### PROVIDED DATA ###
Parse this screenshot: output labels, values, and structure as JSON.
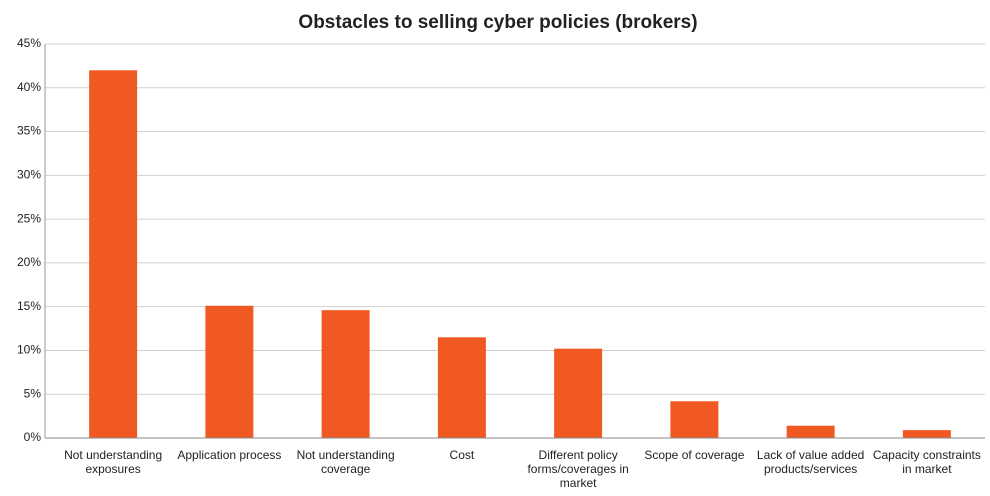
{
  "chart_data": {
    "type": "bar",
    "title": "Obstacles to selling cyber policies (brokers)",
    "categories": [
      "Not understanding exposures",
      "Application process",
      "Not understanding coverage",
      "Cost",
      "Different policy forms/coverages in market",
      "Scope of coverage",
      "Lack of value added products/services",
      "Capacity constraints in market"
    ],
    "values": [
      42,
      15.1,
      14.6,
      11.5,
      10.2,
      4.2,
      1.4,
      0.9
    ],
    "color": "#f05a22",
    "ylim": [
      0,
      45
    ],
    "yticks": [
      {
        "value": 0,
        "label": "0%"
      },
      {
        "value": 5,
        "label": "5%"
      },
      {
        "value": 10,
        "label": "10%"
      },
      {
        "value": 15,
        "label": "15%"
      },
      {
        "value": 20,
        "label": "20%"
      },
      {
        "value": 25,
        "label": "25%"
      },
      {
        "value": 30,
        "label": "30%"
      },
      {
        "value": 35,
        "label": "35%"
      },
      {
        "value": 40,
        "label": "40%"
      },
      {
        "value": 45,
        "label": "45%"
      }
    ],
    "grid": true
  }
}
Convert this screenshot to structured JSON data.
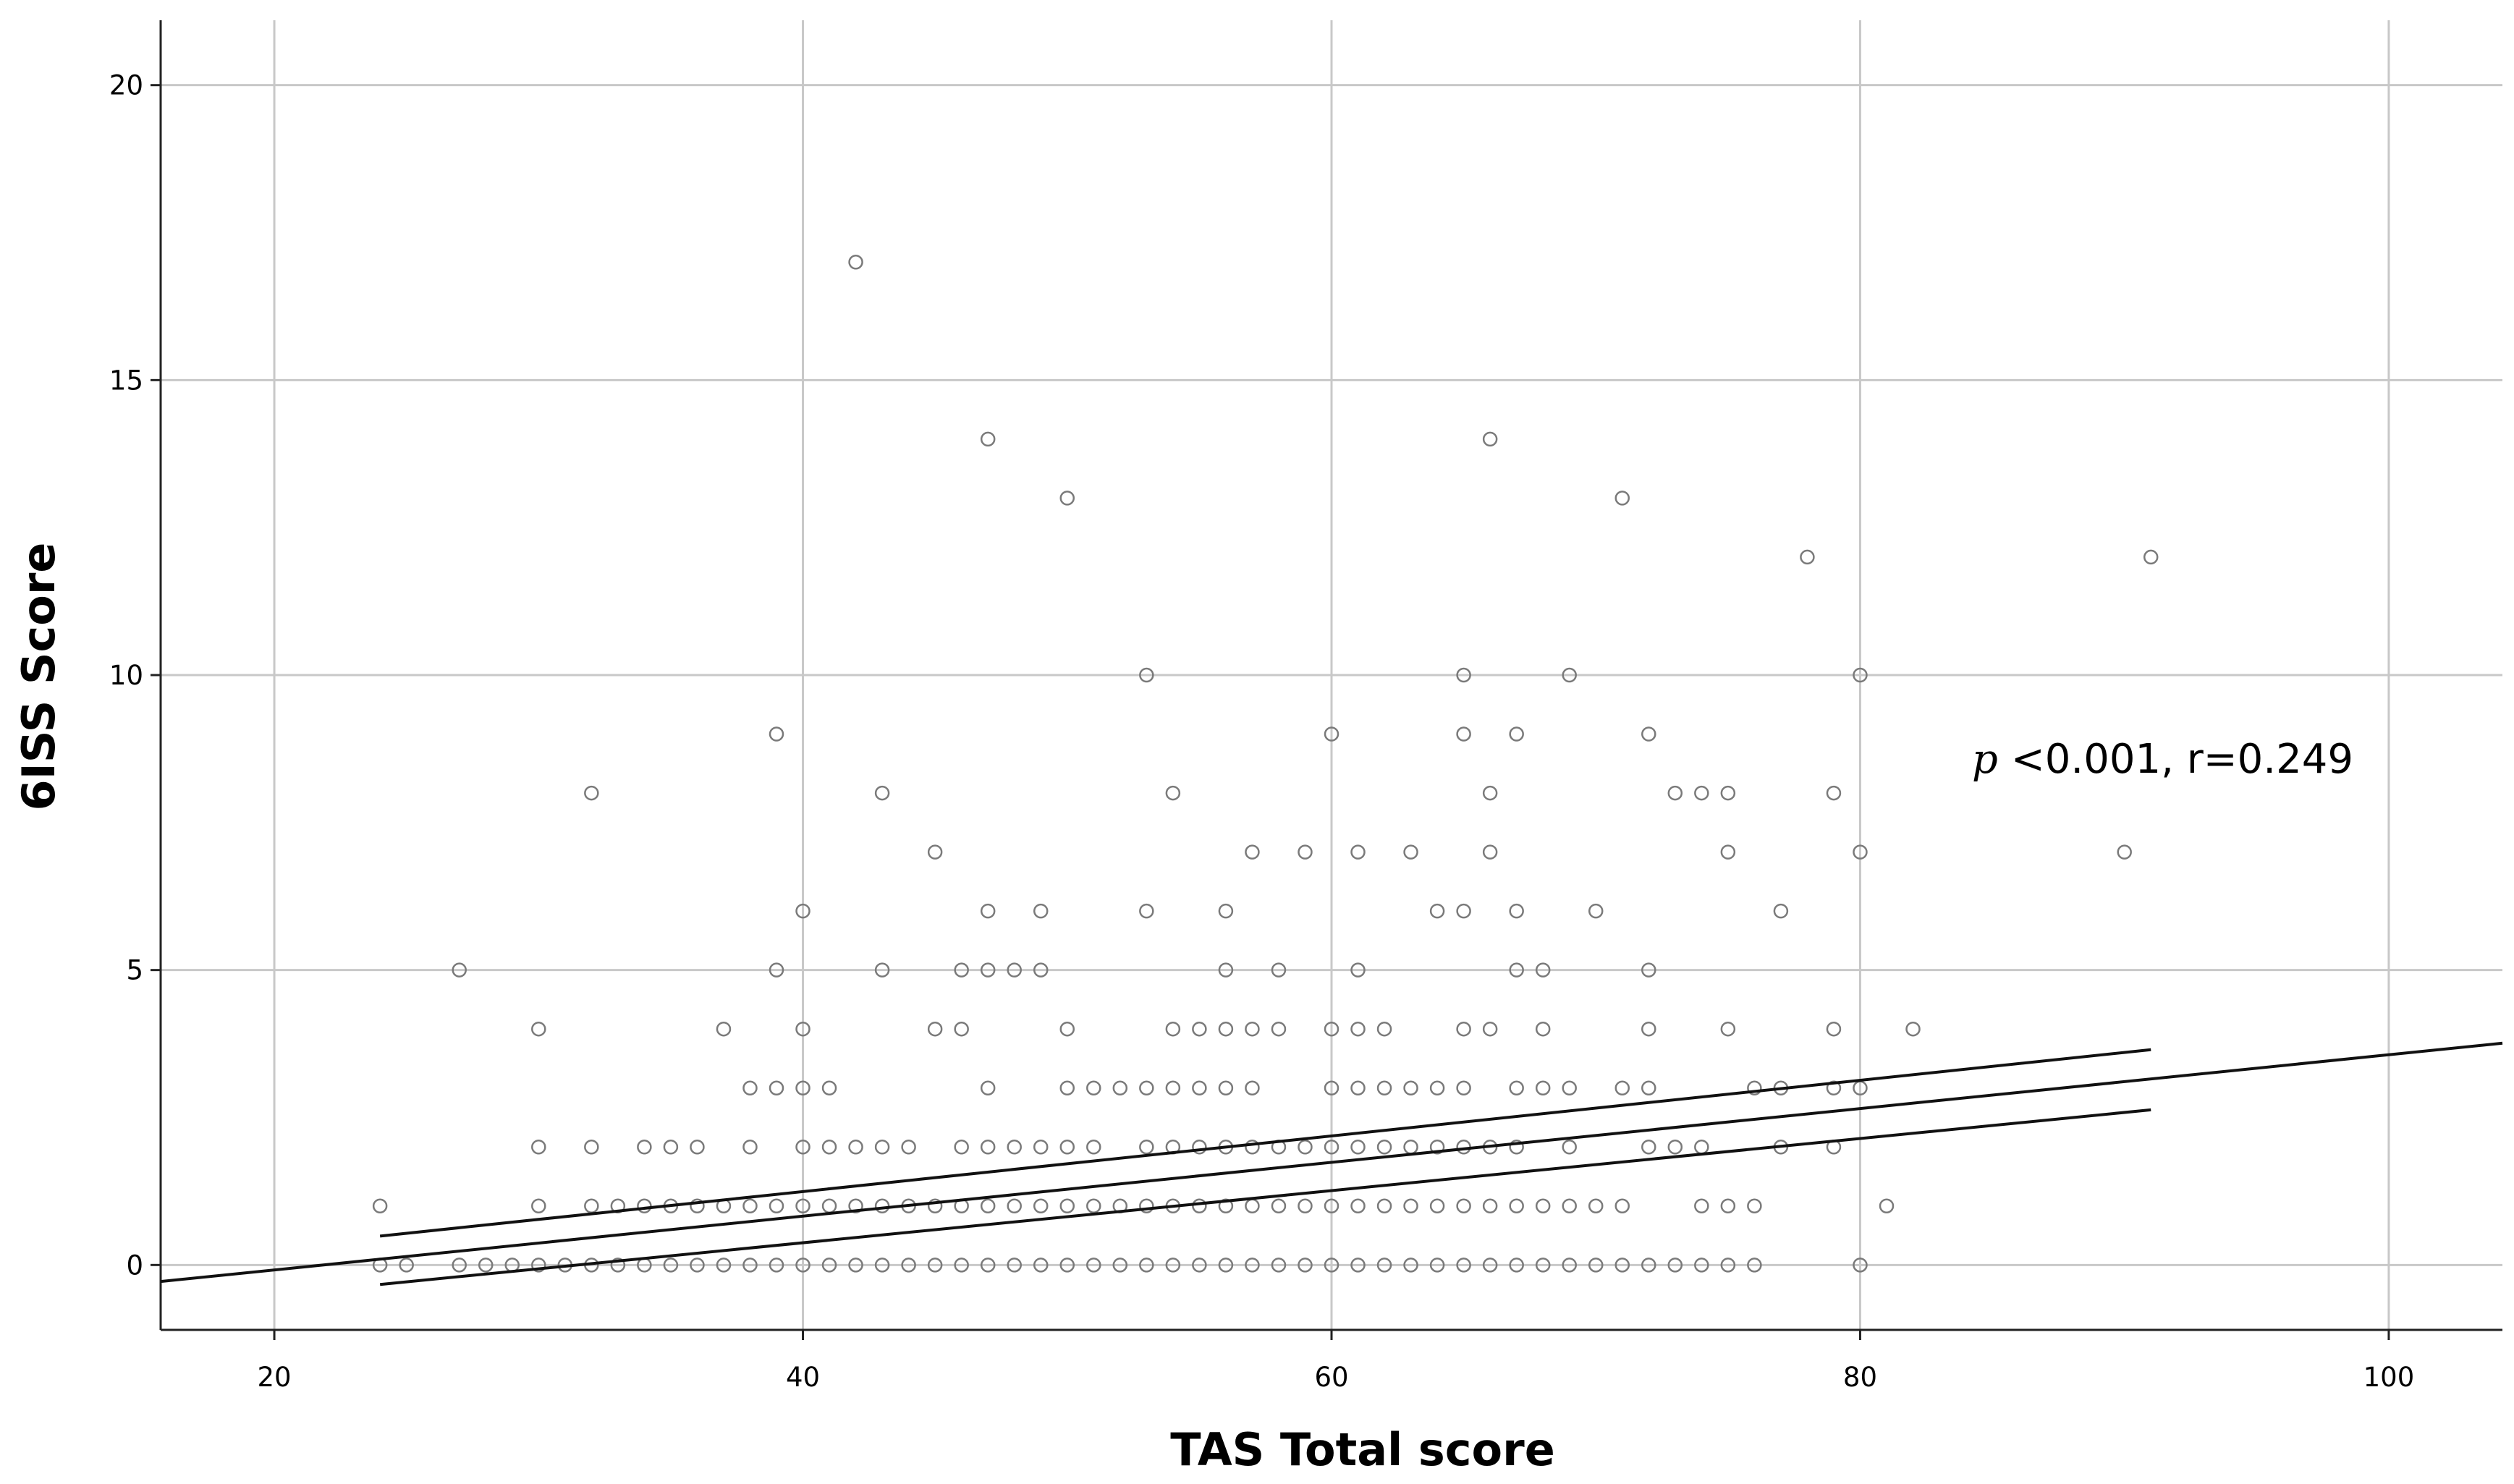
###
• REQUIRED WORK
Repeat all of the entries word for word, but omit the pictures.

• TASK RESPONSE
Parse this screenshot: output labels, values, and structure as JSON.
{
  "chart_data": {
    "type": "bar",
    "title": "Obstacles to selling cyber policies (brokers)",
    "categories": [
      "Not understanding exposures",
      "Application process",
      "Not understanding coverage",
      "Cost",
      "Different policy forms/coverages in market",
      "Scope of coverage",
      "Lack of value added products/services",
      "Capacity constraints in market"
    ],
    "values": [
      42,
      15.1,
      14.6,
      11.5,
      10.2,
      4.2,
      1.4,
      0.9
    ],
    "color": "#f05a22",
    "ylim": [
      0,
      45
    ],
    "yticks": [
      {
        "value": 0,
        "label": "0%"
      },
      {
        "value": 5,
        "label": "5%"
      },
      {
        "value": 10,
        "label": "10%"
      },
      {
        "value": 15,
        "label": "15%"
      },
      {
        "value": 20,
        "label": "20%"
      },
      {
        "value": 25,
        "label": "25%"
      },
      {
        "value": 30,
        "label": "30%"
      },
      {
        "value": 35,
        "label": "35%"
      },
      {
        "value": 40,
        "label": "40%"
      },
      {
        "value": 45,
        "label": "45%"
      }
    ],
    "grid": true
  }
}
Convert this screenshot to structured JSON data.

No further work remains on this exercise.